[Start]

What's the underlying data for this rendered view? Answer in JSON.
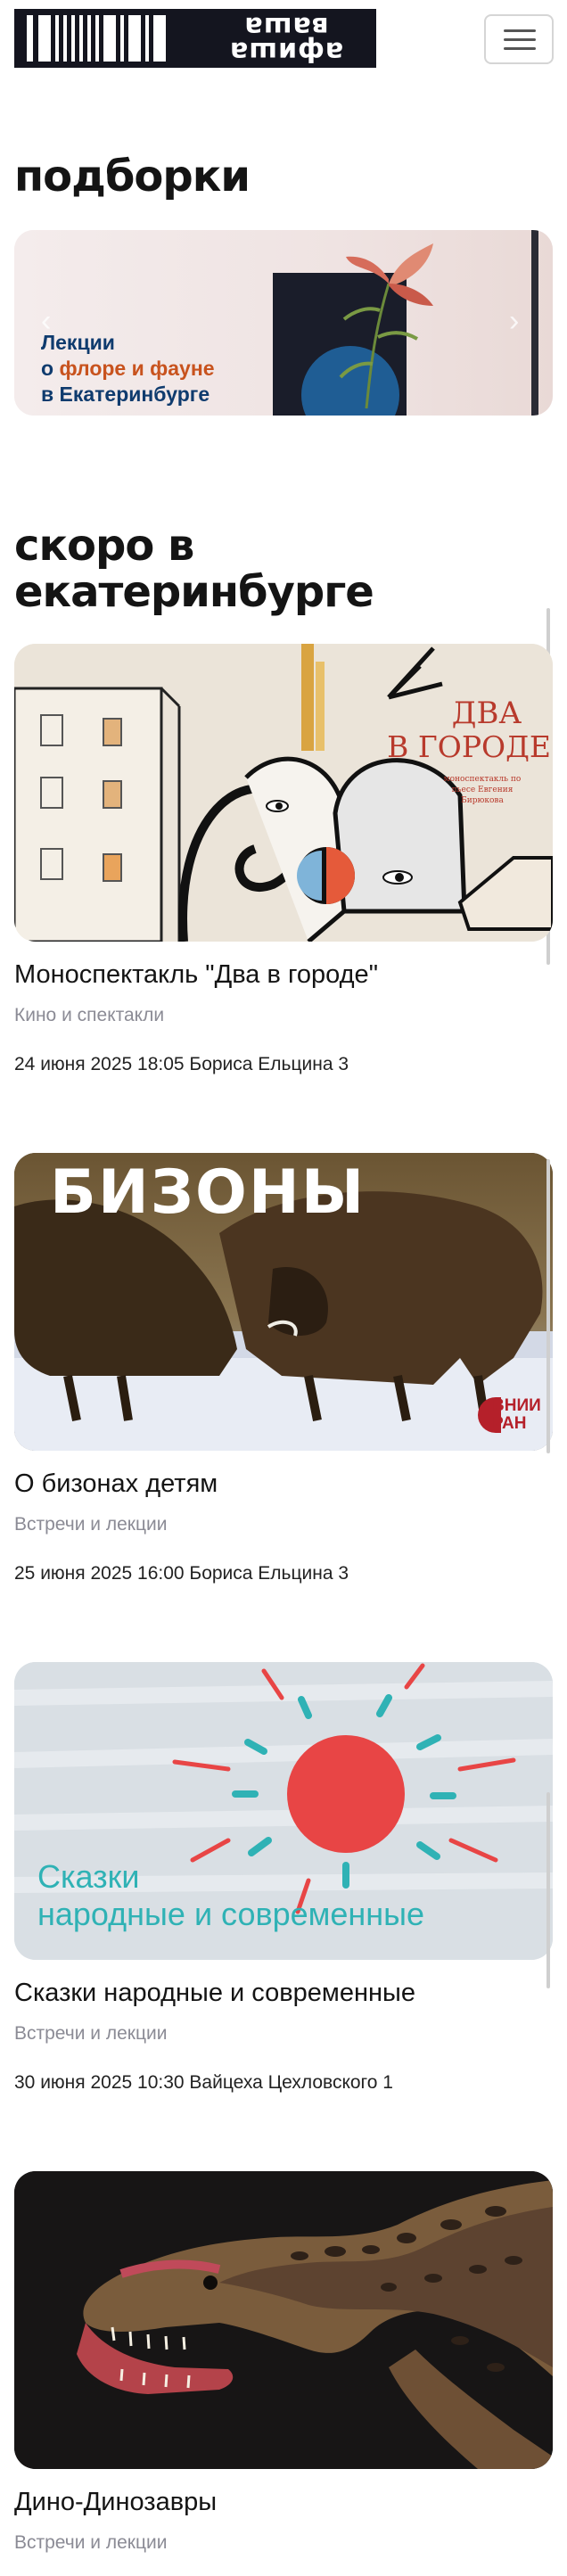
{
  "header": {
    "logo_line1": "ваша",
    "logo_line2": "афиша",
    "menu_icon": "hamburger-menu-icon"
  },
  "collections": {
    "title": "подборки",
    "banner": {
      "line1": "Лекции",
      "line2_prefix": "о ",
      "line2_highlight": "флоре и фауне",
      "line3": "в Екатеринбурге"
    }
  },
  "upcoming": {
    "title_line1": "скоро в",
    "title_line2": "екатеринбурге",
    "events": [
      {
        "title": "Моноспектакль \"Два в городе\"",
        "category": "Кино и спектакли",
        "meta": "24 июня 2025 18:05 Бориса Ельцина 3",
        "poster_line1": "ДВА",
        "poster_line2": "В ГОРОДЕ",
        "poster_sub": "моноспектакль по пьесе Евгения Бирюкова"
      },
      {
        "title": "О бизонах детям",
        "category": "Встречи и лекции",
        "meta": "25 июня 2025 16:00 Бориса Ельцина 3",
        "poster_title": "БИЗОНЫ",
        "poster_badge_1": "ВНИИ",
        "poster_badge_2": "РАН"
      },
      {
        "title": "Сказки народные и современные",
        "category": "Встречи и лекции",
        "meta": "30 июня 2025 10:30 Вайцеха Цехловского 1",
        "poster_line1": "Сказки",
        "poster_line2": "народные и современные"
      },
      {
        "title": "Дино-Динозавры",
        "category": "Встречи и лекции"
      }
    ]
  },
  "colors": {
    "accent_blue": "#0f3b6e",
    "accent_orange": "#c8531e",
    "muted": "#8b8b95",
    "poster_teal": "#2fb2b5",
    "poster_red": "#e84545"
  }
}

[End]

» **Problem to solve**
Copy every line of the listing that includes the string "народные".

» **Result below**
        "title": "Сказки народные и современные",
        "poster_line2": "народные и современные"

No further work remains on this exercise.